DIRECTIVES:
1: Copy the SVR excerpt below word for word, from "7.1 From Classification" to "tube are penalised.".
2: Summarize the SVR excerpt below in two sentences.
3: In the SVR excerpt below, what value of epsilon does the example code pass to svm()?

Takeaway: Always set scale = TRUE in e1071::svm() (this is the default), or manually standardise your features to zero mean and unit variance before fitting.

Part 7: SVM for Regression (SVR)

7.1 From Classification to Regression

SVMs can also do regression. Support Vector Regression (SVR) works by fitting a “tube” of width $\varepsilon$ (epsilon) around the data. Points inside the tube contribute zero error; only points outside the tube are penalised.

This is the opposite logic from linear regression (which tries to minimise the error for every point):

Linear Regression: Minimise all errors.
SVR: Ignore small errors (inside the $\varepsilon$-tube), only penalise large ones.

7.2 Visualising the Epsilon Tube

set.seed(MASTER_SEED + 8)

x_svr <- sort(runif(80, 0, 4 * pi))
y_svr <- sin(x_svr) + rnorm(80, sd = 0.25)
df_svr <- data.frame(x = x_svr, y = y_svr)

svr_model <- svm(y ~ x, data = df_svr, type = "eps-regression",
                 kernel = "radial", epsilon = 0.2, cost = 10, gamma = 0.3)

pred_grid <- data.frame(x = seq(0, 4 * pi, length.out = 300))
pred_grid$y_hat <- predict(svr_model, pred_grid)

sv_idx <- svr_model$index
sv_df  <- df_svr[sv_idx, ]

ggplot(df_svr, aes(x = x, y = y)) +
  geom_ribbon(data = pred_grid,
              aes(x = x, ymin = y_hat - svr_model$epsilon,
                  ymax = y_hat + svr_model$epsilon, y = NULL),
              fill = "#C8E6C9", alpha = 0.6) +
  geom_line(data = pred_grid, aes(x = x, y = y_hat),
            color = "#2E7D32", linewidth = 1.3) +
  geom_point(alpha = 0.5, color = "grey40", size = 2) +
  geom_point(data = sv_df, color = "#E53935", size = 3, shape = 1, stroke = 1.2) +
  scale_x_continuous(breaks = c(0, pi, 2*pi, 3*pi, 4*pi),
                     labels = c("0", "π", "2π", "3π", "4π")) +
  labs(
    title = "Support Vector Regression (SVR) with the Epsilon-Insensitive Tube",
    subtitle = sprintf("Green zone = ε-tube (ε = %.1f). Red circles = %d support vectors (points outside the tube).",
                       svr_model$epsilon, length(sv_idx)),
    x = "x", y = "y"

PROVIDED RECORDS:
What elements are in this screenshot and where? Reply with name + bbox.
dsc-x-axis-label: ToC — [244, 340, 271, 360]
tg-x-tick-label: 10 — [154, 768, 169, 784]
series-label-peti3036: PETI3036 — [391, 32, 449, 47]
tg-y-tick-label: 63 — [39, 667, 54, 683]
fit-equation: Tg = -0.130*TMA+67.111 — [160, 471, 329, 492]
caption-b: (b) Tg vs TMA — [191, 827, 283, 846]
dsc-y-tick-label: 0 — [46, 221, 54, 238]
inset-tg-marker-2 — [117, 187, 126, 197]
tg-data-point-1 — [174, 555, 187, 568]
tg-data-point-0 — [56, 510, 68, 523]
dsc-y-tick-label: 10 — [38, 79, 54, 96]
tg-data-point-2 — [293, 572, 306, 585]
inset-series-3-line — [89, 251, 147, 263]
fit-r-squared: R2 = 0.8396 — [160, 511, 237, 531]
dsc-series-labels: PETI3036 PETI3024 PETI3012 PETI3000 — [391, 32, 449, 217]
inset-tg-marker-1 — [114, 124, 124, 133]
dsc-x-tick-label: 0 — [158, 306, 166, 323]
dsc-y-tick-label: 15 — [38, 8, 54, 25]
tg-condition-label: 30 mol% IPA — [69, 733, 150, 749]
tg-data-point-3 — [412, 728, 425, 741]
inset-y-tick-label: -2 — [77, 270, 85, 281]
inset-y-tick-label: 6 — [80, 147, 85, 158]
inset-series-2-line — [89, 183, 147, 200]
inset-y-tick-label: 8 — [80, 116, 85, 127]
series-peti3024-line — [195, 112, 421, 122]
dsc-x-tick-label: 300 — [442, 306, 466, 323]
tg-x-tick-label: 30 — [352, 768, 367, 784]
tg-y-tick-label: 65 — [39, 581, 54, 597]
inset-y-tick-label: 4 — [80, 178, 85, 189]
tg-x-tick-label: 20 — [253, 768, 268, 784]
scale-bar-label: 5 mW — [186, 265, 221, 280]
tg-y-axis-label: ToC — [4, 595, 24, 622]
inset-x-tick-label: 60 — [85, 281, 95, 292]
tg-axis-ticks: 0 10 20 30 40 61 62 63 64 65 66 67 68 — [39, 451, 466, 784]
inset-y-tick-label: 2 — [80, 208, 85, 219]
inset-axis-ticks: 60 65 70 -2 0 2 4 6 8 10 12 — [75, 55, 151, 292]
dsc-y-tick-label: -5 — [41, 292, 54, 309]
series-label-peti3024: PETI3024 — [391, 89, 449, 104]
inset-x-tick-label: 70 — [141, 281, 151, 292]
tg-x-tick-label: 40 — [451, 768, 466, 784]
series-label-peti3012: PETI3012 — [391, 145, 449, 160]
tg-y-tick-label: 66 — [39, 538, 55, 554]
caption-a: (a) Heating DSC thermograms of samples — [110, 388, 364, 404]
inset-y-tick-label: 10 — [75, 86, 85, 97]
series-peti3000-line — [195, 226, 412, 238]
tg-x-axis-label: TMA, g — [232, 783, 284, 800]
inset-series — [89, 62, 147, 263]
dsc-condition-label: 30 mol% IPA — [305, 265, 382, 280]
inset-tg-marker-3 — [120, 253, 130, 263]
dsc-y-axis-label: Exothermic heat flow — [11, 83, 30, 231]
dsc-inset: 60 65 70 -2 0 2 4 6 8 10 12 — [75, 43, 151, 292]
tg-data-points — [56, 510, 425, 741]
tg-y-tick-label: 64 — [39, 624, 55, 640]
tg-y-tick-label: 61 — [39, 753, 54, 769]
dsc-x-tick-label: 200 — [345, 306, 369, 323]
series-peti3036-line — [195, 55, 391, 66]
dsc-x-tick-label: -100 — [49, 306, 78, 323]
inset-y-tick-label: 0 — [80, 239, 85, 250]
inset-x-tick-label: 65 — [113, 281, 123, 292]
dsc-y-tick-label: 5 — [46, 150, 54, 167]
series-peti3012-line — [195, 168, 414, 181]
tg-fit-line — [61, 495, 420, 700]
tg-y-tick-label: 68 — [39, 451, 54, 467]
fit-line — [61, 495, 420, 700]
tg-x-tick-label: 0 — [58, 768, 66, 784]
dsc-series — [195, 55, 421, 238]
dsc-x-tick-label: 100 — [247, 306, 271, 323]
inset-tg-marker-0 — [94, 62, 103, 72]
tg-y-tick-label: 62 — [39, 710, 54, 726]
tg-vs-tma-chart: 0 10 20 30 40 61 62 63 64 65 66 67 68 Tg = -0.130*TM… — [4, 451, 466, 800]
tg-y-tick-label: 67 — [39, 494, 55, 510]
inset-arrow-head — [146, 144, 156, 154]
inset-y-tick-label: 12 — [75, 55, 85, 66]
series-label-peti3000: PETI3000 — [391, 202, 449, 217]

ANSWERS FOR THE EXERCISE:
1:
7.1 From Classification to Regression

SVMs can also do regression. Support Vector Regression (SVR) works by fitting a “tube” of width $\varepsilon$ (epsilon) around the data. Points inside the tube contribute zero error; only points outside the tube are penalised.

2: Support Vector Regression fits a tube of width epsilon around the data, so points inside the tube contribute zero error and only points outside it are penalized. This is the opposite of linear regression, which tries to minimize the error for every point.

3: 0.2